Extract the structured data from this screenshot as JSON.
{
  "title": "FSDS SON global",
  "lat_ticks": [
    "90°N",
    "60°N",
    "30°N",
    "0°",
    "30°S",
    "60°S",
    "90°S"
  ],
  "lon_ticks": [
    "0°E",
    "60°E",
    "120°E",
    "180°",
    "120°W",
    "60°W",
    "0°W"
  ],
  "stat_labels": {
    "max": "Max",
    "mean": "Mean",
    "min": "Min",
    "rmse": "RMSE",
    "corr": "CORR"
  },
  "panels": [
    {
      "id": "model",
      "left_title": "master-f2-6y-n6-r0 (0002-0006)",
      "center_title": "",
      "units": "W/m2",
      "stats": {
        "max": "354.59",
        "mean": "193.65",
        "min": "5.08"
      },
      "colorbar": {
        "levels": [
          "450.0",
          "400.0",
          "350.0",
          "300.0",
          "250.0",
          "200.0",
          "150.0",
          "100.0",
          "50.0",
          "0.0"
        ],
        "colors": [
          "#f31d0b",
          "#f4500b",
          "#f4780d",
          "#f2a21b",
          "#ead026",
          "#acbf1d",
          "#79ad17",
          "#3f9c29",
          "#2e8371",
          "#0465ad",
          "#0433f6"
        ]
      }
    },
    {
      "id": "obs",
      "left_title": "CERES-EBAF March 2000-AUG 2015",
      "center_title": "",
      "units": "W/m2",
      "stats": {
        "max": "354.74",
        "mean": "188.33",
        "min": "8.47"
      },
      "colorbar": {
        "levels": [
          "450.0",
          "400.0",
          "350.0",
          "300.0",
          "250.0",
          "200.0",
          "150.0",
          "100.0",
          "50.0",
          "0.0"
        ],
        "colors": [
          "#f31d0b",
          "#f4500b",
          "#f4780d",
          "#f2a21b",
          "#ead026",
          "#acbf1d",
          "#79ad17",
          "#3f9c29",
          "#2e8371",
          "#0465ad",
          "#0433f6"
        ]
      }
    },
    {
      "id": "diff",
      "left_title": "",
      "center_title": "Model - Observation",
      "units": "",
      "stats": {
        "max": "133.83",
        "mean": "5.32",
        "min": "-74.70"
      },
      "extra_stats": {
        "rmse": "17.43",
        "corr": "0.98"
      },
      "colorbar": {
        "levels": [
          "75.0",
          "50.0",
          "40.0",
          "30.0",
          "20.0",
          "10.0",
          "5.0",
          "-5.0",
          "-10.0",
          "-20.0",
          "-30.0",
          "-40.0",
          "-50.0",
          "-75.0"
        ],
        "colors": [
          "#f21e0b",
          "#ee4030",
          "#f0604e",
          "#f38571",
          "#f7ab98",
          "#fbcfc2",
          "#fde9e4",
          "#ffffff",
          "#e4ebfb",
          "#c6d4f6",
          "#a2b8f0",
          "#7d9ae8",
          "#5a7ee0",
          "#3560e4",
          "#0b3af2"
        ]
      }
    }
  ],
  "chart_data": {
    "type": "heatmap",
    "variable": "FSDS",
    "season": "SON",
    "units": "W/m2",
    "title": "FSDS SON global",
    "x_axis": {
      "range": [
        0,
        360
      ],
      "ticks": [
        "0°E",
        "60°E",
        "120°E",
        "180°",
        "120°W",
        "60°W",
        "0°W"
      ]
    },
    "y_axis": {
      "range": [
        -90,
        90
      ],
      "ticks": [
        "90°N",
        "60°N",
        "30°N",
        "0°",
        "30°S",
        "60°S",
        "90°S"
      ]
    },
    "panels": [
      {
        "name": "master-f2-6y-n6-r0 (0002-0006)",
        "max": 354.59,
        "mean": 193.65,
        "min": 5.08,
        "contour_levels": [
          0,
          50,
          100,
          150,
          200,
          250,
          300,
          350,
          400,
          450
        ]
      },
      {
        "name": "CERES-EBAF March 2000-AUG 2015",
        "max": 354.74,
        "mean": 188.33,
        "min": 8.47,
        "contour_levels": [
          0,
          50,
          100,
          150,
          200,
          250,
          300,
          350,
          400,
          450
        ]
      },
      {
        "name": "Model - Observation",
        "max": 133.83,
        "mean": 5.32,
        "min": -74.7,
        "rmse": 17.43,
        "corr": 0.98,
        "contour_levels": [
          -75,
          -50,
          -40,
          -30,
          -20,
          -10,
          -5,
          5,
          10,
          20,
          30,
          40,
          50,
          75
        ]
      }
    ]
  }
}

• _Aim_: Every line of the material must be returned exactly as it appears.

• _Result below_:
Extract the structured data from this screenshot as JSON.
{
  "title": "FSDS SON global",
  "lat_ticks": [
    "90°N",
    "60°N",
    "30°N",
    "0°",
    "30°S",
    "60°S",
    "90°S"
  ],
  "lon_ticks": [
    "0°E",
    "60°E",
    "120°E",
    "180°",
    "120°W",
    "60°W",
    "0°W"
  ],
  "stat_labels": {
    "max": "Max",
    "mean": "Mean",
    "min": "Min",
    "rmse": "RMSE",
    "corr": "CORR"
  },
  "panels": [
    {
      "id": "model",
      "left_title": "master-f2-6y-n6-r0 (0002-0006)",
      "center_title": "",
      "units": "W/m2",
      "stats": {
        "max": "354.59",
        "mean": "193.65",
        "min": "5.08"
      },
      "colorbar": {
        "levels": [
          "450.0",
          "400.0",
          "350.0",
          "300.0",
          "250.0",
          "200.0",
          "150.0",
          "100.0",
          "50.0",
          "0.0"
        ],
        "colors": [
          "#f31d0b",
          "#f4500b",
          "#f4780d",
          "#f2a21b",
          "#ead026",
          "#acbf1d",
          "#79ad17",
          "#3f9c29",
          "#2e8371",
          "#0465ad",
          "#0433f6"
        ]
      }
    },
    {
      "id": "obs",
      "left_title": "CERES-EBAF March 2000-AUG 2015",
      "center_title": "",
      "units": "W/m2",
      "stats": {
        "max": "354.74",
        "mean": "188.33",
        "min": "8.47"
      },
      "colorbar": {
        "levels": [
          "450.0",
          "400.0",
          "350.0",
          "300.0",
          "250.0",
          "200.0",
          "150.0",
          "100.0",
          "50.0",
          "0.0"
        ],
        "colors": [
          "#f31d0b",
          "#f4500b",
          "#f4780d",
          "#f2a21b",
          "#ead026",
          "#acbf1d",
          "#79ad17",
          "#3f9c29",
          "#2e8371",
          "#0465ad",
          "#0433f6"
        ]
      }
    },
    {
      "id": "diff",
      "left_title": "",
      "center_title": "Model - Observation",
      "units": "",
      "stats": {
        "max": "133.83",
        "mean": "5.32",
        "min": "-74.70"
      },
      "extra_stats": {
        "rmse": "17.43",
        "corr": "0.98"
      },
      "colorbar": {
        "levels": [
          "75.0",
          "50.0",
          "40.0",
          "30.0",
          "20.0",
          "10.0",
          "5.0",
          "-5.0",
          "-10.0",
          "-20.0",
          "-30.0",
          "-40.0",
          "-50.0",
          "-75.0"
        ],
        "colors": [
          "#f21e0b",
          "#ee4030",
          "#f0604e",
          "#f38571",
          "#f7ab98",
          "#fbcfc2",
          "#fde9e4",
          "#ffffff",
          "#e4ebfb",
          "#c6d4f6",
          "#a2b8f0",
          "#7d9ae8",
          "#5a7ee0",
          "#3560e4",
          "#0b3af2"
        ]
      }
    }
  ],
  "chart_data": {
    "type": "heatmap",
    "variable": "FSDS",
    "season": "SON",
    "units": "W/m2",
    "title": "FSDS SON global",
    "x_axis": {
      "range": [
        0,
        360
      ],
      "ticks": [
        "0°E",
        "60°E",
        "120°E",
        "180°",
        "120°W",
        "60°W",
        "0°W"
      ]
    },
    "y_axis": {
      "range": [
        -90,
        90
      ],
      "ticks": [
        "90°N",
        "60°N",
        "30°N",
        "0°",
        "30°S",
        "60°S",
        "90°S"
      ]
    },
    "panels": [
      {
        "name": "master-f2-6y-n6-r0 (0002-0006)",
        "max": 354.59,
        "mean": 193.65,
        "min": 5.08,
        "contour_levels": [
          0,
          50,
          100,
          150,
          200,
          250,
          300,
          350,
          400,
          450
        ]
      },
      {
        "name": "CERES-EBAF March 2000-AUG 2015",
        "max": 354.74,
        "mean": 188.33,
        "min": 8.47,
        "contour_levels": [
          0,
          50,
          100,
          150,
          200,
          250,
          300,
          350,
          400,
          450
        ]
      },
      {
        "name": "Model - Observation",
        "max": 133.83,
        "mean": 5.32,
        "min": -74.7,
        "rmse": 17.43,
        "corr": 0.98,
        "contour_levels": [
          -75,
          -50,
          -40,
          -30,
          -20,
          -10,
          -5,
          5,
          10,
          20,
          30,
          40,
          50,
          75
        ]
      }
    ]
  }
}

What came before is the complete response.